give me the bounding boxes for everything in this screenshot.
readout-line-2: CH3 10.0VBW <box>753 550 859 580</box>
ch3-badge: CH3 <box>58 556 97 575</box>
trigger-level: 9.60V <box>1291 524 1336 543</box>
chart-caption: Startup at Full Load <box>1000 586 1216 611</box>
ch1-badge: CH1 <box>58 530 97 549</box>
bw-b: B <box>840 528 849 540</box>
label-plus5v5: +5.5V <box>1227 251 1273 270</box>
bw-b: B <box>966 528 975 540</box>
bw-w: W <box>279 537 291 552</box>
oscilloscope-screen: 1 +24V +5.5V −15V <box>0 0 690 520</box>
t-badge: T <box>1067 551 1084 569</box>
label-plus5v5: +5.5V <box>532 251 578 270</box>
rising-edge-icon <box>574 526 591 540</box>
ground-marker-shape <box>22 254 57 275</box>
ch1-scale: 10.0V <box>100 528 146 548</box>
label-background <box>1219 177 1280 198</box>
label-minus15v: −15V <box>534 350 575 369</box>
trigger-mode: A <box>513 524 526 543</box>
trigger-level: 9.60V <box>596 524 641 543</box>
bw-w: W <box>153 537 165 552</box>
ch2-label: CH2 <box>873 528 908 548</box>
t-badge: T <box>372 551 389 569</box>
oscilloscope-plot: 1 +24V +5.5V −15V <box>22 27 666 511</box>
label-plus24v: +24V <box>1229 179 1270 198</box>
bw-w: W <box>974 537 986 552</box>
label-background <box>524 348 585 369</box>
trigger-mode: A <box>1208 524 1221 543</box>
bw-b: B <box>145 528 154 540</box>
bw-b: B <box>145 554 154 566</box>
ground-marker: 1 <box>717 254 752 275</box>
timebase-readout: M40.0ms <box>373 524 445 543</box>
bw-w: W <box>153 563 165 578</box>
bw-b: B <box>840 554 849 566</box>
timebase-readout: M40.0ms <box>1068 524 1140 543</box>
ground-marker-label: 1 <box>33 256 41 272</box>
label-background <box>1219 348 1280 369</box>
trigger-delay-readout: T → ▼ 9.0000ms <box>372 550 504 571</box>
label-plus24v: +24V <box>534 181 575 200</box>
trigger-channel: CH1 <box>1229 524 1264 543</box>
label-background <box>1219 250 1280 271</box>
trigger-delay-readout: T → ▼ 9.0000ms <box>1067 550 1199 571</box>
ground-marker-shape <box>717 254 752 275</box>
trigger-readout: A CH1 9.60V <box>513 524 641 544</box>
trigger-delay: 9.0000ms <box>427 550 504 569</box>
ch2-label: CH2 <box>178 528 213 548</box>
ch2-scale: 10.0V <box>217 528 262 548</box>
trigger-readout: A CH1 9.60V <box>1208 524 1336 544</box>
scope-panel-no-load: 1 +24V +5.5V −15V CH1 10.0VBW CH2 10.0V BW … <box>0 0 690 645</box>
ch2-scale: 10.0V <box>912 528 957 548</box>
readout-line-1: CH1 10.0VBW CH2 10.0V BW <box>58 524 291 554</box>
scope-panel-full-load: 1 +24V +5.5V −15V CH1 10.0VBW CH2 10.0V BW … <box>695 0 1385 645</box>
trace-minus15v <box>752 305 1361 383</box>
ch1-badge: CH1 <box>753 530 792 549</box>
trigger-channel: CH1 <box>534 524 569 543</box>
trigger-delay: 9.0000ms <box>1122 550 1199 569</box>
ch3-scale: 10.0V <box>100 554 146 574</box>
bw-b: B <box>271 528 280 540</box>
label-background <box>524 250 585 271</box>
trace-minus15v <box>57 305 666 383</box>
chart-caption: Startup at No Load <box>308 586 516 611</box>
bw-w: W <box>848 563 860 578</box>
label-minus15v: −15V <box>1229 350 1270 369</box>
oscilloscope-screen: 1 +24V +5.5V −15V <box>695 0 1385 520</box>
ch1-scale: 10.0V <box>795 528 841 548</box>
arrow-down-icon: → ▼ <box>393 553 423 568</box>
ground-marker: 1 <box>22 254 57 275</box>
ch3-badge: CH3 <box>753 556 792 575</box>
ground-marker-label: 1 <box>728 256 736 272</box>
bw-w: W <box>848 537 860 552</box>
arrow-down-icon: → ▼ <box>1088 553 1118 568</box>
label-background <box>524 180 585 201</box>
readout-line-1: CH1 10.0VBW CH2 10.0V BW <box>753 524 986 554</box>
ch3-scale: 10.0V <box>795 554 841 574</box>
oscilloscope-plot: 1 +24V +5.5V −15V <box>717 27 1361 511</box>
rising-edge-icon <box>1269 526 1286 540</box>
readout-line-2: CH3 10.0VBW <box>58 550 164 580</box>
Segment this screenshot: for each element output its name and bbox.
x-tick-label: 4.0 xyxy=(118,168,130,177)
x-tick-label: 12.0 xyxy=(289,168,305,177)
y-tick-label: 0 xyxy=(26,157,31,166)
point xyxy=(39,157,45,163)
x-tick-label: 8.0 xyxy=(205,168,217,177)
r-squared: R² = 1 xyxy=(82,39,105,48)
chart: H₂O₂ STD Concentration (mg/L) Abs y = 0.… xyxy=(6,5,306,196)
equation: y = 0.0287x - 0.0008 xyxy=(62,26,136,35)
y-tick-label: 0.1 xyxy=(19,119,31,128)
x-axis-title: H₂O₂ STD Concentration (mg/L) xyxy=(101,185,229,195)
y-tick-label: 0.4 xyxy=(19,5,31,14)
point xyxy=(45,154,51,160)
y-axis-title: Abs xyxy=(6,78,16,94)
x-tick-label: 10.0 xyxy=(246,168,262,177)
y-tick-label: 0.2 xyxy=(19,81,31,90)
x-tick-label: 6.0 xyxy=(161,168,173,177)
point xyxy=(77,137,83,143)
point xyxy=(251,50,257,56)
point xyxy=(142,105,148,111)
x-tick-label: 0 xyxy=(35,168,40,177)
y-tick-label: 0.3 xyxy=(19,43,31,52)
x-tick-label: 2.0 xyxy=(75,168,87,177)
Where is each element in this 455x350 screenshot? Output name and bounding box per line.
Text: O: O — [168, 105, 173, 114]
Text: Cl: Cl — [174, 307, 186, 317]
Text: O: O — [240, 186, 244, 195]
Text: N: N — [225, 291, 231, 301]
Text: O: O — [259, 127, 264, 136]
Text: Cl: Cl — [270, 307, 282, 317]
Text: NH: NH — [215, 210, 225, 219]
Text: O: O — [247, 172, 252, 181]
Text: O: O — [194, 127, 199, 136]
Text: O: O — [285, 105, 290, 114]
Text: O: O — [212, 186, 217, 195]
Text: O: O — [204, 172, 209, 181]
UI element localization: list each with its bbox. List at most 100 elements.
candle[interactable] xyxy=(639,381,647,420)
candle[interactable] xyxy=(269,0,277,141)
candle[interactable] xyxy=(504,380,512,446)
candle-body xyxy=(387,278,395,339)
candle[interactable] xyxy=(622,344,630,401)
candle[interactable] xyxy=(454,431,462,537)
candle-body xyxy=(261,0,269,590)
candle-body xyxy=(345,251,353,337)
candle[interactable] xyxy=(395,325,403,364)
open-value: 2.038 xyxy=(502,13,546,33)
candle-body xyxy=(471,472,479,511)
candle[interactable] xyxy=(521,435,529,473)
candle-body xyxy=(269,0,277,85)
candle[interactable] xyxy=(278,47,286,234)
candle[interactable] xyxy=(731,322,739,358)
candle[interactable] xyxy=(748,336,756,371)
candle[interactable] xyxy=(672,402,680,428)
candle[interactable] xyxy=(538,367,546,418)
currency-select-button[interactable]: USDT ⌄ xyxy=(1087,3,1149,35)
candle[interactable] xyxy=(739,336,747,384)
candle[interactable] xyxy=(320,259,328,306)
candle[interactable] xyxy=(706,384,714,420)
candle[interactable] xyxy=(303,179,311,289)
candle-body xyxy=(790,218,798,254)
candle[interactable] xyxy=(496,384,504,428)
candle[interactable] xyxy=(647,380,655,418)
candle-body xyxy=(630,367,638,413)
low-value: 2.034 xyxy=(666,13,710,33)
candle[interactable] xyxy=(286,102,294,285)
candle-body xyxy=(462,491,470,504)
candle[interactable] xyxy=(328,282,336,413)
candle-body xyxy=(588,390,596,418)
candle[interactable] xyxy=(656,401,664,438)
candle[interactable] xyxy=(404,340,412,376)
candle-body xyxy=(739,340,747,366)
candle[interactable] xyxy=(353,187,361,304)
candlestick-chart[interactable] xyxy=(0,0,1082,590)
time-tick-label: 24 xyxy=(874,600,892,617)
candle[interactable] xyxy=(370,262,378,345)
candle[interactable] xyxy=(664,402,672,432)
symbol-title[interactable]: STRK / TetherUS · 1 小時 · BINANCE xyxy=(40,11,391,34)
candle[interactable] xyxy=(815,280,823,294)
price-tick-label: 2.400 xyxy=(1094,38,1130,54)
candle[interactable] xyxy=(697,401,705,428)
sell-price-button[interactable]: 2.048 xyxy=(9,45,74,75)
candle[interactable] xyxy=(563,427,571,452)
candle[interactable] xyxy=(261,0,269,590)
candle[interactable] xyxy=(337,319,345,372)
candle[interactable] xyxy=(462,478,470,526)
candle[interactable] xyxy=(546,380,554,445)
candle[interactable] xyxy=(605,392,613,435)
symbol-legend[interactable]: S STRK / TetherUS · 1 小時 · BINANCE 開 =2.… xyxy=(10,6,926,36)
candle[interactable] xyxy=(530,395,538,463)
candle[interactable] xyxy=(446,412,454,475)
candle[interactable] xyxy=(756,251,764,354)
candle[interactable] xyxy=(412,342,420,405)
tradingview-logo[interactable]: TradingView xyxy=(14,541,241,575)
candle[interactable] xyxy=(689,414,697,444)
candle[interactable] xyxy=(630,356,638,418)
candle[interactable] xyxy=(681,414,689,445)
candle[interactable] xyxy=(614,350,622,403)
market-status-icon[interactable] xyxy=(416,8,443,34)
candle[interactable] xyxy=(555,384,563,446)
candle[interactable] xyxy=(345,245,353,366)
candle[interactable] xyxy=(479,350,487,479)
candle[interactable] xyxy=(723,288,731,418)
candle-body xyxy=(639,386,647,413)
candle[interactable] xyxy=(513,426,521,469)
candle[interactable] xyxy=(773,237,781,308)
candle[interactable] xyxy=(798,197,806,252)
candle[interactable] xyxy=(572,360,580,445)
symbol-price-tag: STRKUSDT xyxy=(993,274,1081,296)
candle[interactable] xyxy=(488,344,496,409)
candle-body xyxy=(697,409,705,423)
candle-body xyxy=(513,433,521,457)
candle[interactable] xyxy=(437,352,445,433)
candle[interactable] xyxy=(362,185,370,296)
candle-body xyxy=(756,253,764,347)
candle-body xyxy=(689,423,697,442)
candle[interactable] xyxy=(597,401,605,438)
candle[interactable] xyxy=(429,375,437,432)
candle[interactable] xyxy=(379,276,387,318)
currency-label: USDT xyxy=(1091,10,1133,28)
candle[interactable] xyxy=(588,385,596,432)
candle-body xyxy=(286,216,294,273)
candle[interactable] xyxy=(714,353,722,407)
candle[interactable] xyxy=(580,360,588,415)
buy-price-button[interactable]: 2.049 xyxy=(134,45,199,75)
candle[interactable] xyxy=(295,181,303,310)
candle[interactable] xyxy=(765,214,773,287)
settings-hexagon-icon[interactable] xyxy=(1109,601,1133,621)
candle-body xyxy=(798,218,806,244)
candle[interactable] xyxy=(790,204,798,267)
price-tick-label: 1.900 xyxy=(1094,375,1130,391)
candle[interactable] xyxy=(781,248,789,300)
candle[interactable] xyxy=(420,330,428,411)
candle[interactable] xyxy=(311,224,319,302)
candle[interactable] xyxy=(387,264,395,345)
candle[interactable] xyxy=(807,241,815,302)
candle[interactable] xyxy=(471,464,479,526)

### INSTRUCTIONS FOR THE TASK
Would you write out, word for word, the part of the data that opens with its very first line and closes with the line containing "t-badge: T <box>1067 551 1084 569</box>", both of those lines included?

### ANSWER TO THIS EXERCISE
give me the bounding boxes for everything in this screenshot.
readout-line-2: CH3 10.0VBW <box>753 550 859 580</box>
ch3-badge: CH3 <box>58 556 97 575</box>
trigger-level: 9.60V <box>1291 524 1336 543</box>
chart-caption: Startup at Full Load <box>1000 586 1216 611</box>
ch1-badge: CH1 <box>58 530 97 549</box>
bw-b: B <box>840 528 849 540</box>
label-plus5v5: +5.5V <box>1227 251 1273 270</box>
bw-b: B <box>966 528 975 540</box>
bw-w: W <box>279 537 291 552</box>
oscilloscope-screen: 1 +24V +5.5V −15V <box>0 0 690 520</box>
t-badge: T <box>1067 551 1084 569</box>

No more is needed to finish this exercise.